INSTRUCTIONS FOR THE TASK:
Output the data that follows exactly, line for line.

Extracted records
——

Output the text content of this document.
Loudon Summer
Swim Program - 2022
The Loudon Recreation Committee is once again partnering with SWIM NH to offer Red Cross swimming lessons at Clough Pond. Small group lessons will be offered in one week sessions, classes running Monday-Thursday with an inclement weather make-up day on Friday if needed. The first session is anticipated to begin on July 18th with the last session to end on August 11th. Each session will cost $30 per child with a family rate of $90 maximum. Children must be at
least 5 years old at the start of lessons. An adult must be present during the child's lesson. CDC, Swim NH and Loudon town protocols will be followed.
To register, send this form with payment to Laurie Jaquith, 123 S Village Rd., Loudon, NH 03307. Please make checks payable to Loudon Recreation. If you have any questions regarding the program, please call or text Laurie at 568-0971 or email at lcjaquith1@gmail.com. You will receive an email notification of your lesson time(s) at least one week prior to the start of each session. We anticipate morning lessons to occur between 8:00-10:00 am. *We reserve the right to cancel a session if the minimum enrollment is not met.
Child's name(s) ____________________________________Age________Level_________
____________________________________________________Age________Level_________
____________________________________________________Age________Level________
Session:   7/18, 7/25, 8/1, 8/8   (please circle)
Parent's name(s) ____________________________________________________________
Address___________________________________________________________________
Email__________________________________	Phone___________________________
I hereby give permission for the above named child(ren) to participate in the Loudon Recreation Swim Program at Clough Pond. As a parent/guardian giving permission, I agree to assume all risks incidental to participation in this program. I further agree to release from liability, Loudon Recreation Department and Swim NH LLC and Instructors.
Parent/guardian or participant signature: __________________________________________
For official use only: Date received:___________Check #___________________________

——

REPLY:
Output the text content of this document.
Loudon Summer
Swim Program - 2022
The Loudon Recreation Committee is once again partnering with SWIM NH to offer Red Cross swimming lessons at Clough Pond. Small group lessons will be offered in one week sessions, classes running Monday-Thursday with an inclement weather make-up day on Friday if needed. The first session is anticipated to begin on July 18th with the last session to end on August 11th. Each session will cost $30 per child with a family rate of $90 maximum. Children must be at
least 5 years old at the start of lessons. An adult must be present during the child's lesson. CDC, Swim NH and Loudon town protocols will be followed.
To register, send this form with payment to Laurie Jaquith, 123 S Village Rd., Loudon, NH 03307. Please make checks payable to Loudon Recreation. If you have any questions regarding the program, please call or text Laurie at 568-0971 or email at lcjaquith1@gmail.com. You will receive an email notification of your lesson time(s) at least one week prior to the start of each session. We anticipate morning lessons to occur between 8:00-10:00 am. *We reserve the right to cancel a session if the minimum enrollment is not met.
Child's name(s) ____________________________________Age________Level_________
____________________________________________________Age________Level_________
____________________________________________________Age________Level________
Session:   7/18, 7/25, 8/1, 8/8   (please circle)
Parent's name(s) ____________________________________________________________
Address___________________________________________________________________
Email__________________________________	Phone___________________________
I hereby give permission for the above named child(ren) to participate in the Loudon Recreation Swim Program at Clough Pond. As a parent/guardian giving permission, I agree to assume all risks incidental to participation in this program. I further agree to release from liability, Loudon Recreation Department and Swim NH LLC and Instructors.
Parent/guardian or participant signature: __________________________________________
For official use only: Date received:___________Check #___________________________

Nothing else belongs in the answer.